▶ Stated task
Identify the lines that include the word "Evolution", then copy all of them.

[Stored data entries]
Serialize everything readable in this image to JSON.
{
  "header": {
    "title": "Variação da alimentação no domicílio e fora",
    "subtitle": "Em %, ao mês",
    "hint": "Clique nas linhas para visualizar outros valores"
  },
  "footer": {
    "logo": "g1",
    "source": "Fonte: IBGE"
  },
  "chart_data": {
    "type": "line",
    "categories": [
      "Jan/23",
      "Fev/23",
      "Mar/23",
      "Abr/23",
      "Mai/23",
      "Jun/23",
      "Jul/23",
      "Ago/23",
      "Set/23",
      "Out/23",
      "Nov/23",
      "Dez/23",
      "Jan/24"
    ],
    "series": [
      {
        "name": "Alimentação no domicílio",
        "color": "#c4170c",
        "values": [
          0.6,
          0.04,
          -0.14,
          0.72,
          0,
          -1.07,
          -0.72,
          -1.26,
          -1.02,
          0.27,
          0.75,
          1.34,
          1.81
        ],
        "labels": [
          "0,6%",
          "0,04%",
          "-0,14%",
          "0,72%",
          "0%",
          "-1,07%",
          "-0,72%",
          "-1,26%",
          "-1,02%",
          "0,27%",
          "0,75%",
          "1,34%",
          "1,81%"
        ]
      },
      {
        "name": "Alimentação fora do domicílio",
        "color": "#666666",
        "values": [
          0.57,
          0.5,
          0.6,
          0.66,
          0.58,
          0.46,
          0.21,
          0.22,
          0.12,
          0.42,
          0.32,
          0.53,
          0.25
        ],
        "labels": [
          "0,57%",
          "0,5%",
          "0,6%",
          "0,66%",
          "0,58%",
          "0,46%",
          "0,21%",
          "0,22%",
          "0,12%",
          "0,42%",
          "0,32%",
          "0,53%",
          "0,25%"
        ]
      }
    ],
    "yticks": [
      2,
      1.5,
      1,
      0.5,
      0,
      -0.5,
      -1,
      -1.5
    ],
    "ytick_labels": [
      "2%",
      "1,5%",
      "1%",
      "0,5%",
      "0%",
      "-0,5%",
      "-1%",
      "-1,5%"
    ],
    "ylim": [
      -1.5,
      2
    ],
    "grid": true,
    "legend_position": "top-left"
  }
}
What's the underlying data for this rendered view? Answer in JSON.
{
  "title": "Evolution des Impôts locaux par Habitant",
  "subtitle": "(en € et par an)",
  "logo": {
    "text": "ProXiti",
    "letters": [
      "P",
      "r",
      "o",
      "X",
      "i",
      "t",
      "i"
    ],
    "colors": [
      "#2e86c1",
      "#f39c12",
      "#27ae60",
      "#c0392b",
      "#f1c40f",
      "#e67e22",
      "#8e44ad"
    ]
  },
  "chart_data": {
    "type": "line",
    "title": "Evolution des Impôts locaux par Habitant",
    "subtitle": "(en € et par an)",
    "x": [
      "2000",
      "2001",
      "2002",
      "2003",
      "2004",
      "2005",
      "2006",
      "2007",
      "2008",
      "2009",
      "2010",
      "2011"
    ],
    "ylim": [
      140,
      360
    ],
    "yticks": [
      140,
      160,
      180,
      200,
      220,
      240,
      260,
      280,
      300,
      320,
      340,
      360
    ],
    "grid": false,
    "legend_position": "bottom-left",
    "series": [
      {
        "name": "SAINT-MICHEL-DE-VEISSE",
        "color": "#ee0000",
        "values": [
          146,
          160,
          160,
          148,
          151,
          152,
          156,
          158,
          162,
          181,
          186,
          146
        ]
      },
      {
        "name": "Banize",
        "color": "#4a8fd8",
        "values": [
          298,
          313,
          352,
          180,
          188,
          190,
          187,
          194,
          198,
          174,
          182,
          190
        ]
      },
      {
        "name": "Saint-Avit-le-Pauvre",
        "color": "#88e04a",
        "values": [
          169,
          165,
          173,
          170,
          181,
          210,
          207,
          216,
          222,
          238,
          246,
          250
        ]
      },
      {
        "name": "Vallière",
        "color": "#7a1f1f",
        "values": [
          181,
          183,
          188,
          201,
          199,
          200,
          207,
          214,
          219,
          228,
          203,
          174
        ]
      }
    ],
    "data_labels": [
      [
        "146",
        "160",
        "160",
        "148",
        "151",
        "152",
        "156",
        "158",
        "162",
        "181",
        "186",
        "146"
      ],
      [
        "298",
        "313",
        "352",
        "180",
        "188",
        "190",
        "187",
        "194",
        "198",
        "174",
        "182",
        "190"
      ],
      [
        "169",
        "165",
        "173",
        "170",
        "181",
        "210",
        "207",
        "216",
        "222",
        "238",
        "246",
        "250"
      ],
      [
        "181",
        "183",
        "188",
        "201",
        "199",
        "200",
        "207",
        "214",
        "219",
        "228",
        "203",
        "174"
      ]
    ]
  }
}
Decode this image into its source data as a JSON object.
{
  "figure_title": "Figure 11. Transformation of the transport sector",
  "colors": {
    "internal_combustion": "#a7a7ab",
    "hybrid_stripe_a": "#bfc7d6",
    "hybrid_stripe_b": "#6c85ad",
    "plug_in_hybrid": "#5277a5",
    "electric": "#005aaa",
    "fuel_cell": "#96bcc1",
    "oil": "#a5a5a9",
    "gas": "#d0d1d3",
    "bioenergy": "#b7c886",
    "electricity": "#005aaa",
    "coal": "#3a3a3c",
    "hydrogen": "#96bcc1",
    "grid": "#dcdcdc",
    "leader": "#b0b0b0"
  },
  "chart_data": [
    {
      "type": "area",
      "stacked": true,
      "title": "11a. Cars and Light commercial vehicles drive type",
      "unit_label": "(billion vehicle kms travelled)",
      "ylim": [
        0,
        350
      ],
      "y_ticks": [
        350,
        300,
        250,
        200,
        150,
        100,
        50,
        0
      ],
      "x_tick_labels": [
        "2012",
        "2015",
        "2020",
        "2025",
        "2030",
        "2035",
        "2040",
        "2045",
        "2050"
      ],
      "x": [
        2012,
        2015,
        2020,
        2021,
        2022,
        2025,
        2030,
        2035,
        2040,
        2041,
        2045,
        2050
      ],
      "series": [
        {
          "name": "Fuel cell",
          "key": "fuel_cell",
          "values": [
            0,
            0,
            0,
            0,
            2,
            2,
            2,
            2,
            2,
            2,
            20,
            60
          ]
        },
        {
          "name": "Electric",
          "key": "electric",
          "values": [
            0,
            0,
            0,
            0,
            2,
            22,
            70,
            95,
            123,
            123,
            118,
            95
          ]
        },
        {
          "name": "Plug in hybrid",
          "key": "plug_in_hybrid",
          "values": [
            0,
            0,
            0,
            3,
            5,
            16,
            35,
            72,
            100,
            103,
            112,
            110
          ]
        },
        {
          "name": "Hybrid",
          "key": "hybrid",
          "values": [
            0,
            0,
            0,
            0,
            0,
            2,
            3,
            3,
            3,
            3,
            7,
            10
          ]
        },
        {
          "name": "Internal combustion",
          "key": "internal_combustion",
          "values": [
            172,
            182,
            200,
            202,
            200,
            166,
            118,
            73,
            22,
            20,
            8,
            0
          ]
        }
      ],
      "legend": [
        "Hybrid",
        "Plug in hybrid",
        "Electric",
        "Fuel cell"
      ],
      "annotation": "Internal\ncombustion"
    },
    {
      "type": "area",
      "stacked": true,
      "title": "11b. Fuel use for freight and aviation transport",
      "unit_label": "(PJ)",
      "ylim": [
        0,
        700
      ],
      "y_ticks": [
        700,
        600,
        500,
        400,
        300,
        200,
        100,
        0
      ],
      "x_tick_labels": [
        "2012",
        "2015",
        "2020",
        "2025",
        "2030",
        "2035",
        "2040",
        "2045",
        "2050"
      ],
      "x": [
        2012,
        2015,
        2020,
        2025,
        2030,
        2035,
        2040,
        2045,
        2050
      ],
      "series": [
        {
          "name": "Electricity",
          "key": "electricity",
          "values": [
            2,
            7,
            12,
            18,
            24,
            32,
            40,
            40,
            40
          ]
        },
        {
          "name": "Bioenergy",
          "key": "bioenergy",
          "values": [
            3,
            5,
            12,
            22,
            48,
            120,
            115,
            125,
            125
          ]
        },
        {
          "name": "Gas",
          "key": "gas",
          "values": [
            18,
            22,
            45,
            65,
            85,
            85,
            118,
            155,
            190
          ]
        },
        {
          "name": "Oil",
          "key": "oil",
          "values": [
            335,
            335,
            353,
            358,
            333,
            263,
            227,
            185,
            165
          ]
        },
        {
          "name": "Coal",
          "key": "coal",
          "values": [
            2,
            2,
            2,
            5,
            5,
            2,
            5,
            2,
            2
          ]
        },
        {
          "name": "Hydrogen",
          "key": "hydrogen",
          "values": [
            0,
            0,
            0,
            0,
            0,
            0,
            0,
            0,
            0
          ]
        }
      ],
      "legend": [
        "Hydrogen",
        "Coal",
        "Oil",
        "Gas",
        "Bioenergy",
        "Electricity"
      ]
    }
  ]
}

▶ Output of the exercise
  "title": "Evolution des Impôts locaux par Habitant",
    "title": "Evolution des Impôts locaux par Habitant",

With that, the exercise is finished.